Considering it’s Valentine’s Day week there’s been no shortage of rom-coms playing on TV. And, yes I’ve watched most of them because I am a rom-com connoisseur. Right now I want to discuss Freeform’s newest rom-com The Thing About Harry and all the wonderful amazing things about it.
The Thing About Harry is about Sam, a young gay man, who has to spend a dreaded nine-hour car ride with his high school enemy, Harry, as they drive home from college for their friend’s engagement party.
Now, when I originally heard the logline of this film I was intrigued; however, I was also a bit concerned. How could an 85-minute movie stay contained in a nine-hour road trip and stay interesting? Well, thankfully it didn’t have to.
See, the road trip was just the catalyst for the rest of the film. A brilliant choice made by the film’s writers Peter Paige and Joshua Senter.
So what happens?
Well, Sam (Jake Borelli) tells Harry (Niko Terho) to meet him at his car at 7 am sharp so they can make the trip back home. Of course, Harry is late because “that’s the thing about Harry” and well, Sam is a bit annoyed. Harry spends the first half of their journey telling Sam about how his girlfriend of 3 months has dumbed him because he forgot their anniversary. This escalates and eventually, Harry is confiding in Sam about all his past failed relationships. Sam could care less until Harry mentions that he’s also dated men.
Enter the plot twist — well, not really because it’s mentioned in the logline but that’s a technicality.

▶ ACTIONS TO TAKE
(a) From the review of The Thing About Harry, list every writer and actor it names by their real name. Leave out the characters.
(b) Please repeat the passage of the review of The Thing About Harry between "Considering it’s Valentine’s" and "So what happens?", inclusive, word for word.

(Element and region listings)

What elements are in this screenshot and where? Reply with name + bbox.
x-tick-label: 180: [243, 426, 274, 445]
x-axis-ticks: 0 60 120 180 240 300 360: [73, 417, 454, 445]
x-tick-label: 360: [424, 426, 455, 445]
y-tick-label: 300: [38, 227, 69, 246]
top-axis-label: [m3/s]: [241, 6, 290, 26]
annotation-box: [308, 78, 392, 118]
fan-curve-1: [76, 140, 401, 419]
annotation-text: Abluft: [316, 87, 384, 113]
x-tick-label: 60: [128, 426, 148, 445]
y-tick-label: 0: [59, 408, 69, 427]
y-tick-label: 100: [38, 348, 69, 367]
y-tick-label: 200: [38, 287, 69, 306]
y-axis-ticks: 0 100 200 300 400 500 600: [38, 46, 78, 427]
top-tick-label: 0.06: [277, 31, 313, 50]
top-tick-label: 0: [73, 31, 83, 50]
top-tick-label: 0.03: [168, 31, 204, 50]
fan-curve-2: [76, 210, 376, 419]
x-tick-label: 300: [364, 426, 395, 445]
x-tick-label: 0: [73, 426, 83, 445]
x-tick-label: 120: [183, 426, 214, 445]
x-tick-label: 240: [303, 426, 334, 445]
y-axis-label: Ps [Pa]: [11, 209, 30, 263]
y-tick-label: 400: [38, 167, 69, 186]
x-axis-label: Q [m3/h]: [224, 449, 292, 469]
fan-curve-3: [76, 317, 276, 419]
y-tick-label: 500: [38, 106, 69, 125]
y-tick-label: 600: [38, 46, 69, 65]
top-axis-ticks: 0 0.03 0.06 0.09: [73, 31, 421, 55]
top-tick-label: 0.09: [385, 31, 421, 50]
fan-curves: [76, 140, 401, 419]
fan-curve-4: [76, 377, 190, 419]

▶ THE RESPONSES
(a) Peter Paige, Joshua Senter, Jake Borelli, Niko Terho

(b)
Considering it’s Valentine’s Day week there’s been no shortage of rom-coms playing on TV. And, yes I’ve watched most of them because I am a rom-com connoisseur. Right now I want to discuss Freeform’s newest rom-com The Thing About Harry and all the wonderful amazing things about it.
The Thing About Harry is about Sam, a young gay man, who has to spend a dreaded nine-hour car ride with his high school enemy, Harry, as they drive home from college for their friend’s engagement party.
Now, when I originally heard the logline of this film I was intrigued; however, I was also a bit concerned. How could an 85-minute movie stay contained in a nine-hour road trip and stay interesting? Well, thankfully it didn’t have to.
See, the road trip was just the catalyst for the rest of the film. A brilliant choice made by the film’s writers Peter Paige and Joshua Senter.
So what happens?